[Start Data to process]

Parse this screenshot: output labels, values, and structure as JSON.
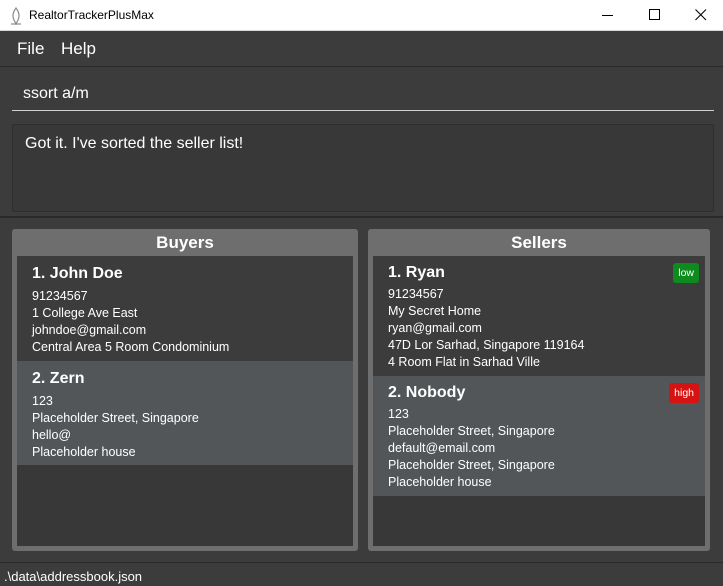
{
  "window": {
    "title": "RealtorTrackerPlusMax"
  },
  "menu": {
    "file": "File",
    "help": "Help"
  },
  "command": {
    "value": "ssort a/m"
  },
  "result": {
    "message": "Got it. I've sorted the seller list!"
  },
  "buyers": {
    "header": "Buyers",
    "items": [
      {
        "name": "1.  John Doe",
        "phone": "91234567",
        "address": "1 College Ave East",
        "email": "johndoe@gmail.com",
        "info": "Central Area 5 Room Condominium"
      },
      {
        "name": "2.  Zern",
        "phone": "123",
        "address": "Placeholder Street, Singapore",
        "email": "hello@",
        "info": "Placeholder house"
      }
    ]
  },
  "sellers": {
    "header": "Sellers",
    "items": [
      {
        "name": "1.  Ryan",
        "tag": "low",
        "phone": "91234567",
        "address": "My Secret Home",
        "email": "ryan@gmail.com",
        "property_address": "47D Lor Sarhad, Singapore 119164",
        "info": "4 Room Flat in Sarhad Ville"
      },
      {
        "name": "2.  Nobody",
        "tag": "high",
        "phone": "123",
        "address": "Placeholder Street, Singapore",
        "email": "default@email.com",
        "property_address": "Placeholder Street, Singapore",
        "info": "Placeholder house"
      }
    ]
  },
  "status": {
    "file_path": ".\\data\\addressbook.json"
  },
  "colors": {
    "tag_low": "#0f8a1e",
    "tag_high": "#d61313",
    "background": "#3c3c3c"
  }
}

[End Data to process]

Transcribe the full listing character for character. Pictures are excluded.

-- Answer to the task --
Parse this screenshot: output labels, values, and structure as JSON.
{
  "window": {
    "title": "RealtorTrackerPlusMax"
  },
  "menu": {
    "file": "File",
    "help": "Help"
  },
  "command": {
    "value": "ssort a/m"
  },
  "result": {
    "message": "Got it. I've sorted the seller list!"
  },
  "buyers": {
    "header": "Buyers",
    "items": [
      {
        "name": "1.  John Doe",
        "phone": "91234567",
        "address": "1 College Ave East",
        "email": "johndoe@gmail.com",
        "info": "Central Area 5 Room Condominium"
      },
      {
        "name": "2.  Zern",
        "phone": "123",
        "address": "Placeholder Street, Singapore",
        "email": "hello@",
        "info": "Placeholder house"
      }
    ]
  },
  "sellers": {
    "header": "Sellers",
    "items": [
      {
        "name": "1.  Ryan",
        "tag": "low",
        "phone": "91234567",
        "address": "My Secret Home",
        "email": "ryan@gmail.com",
        "property_address": "47D Lor Sarhad, Singapore 119164",
        "info": "4 Room Flat in Sarhad Ville"
      },
      {
        "name": "2.  Nobody",
        "tag": "high",
        "phone": "123",
        "address": "Placeholder Street, Singapore",
        "email": "default@email.com",
        "property_address": "Placeholder Street, Singapore",
        "info": "Placeholder house"
      }
    ]
  },
  "status": {
    "file_path": ".\\data\\addressbook.json"
  },
  "colors": {
    "tag_low": "#0f8a1e",
    "tag_high": "#d61313",
    "background": "#3c3c3c"
  }
}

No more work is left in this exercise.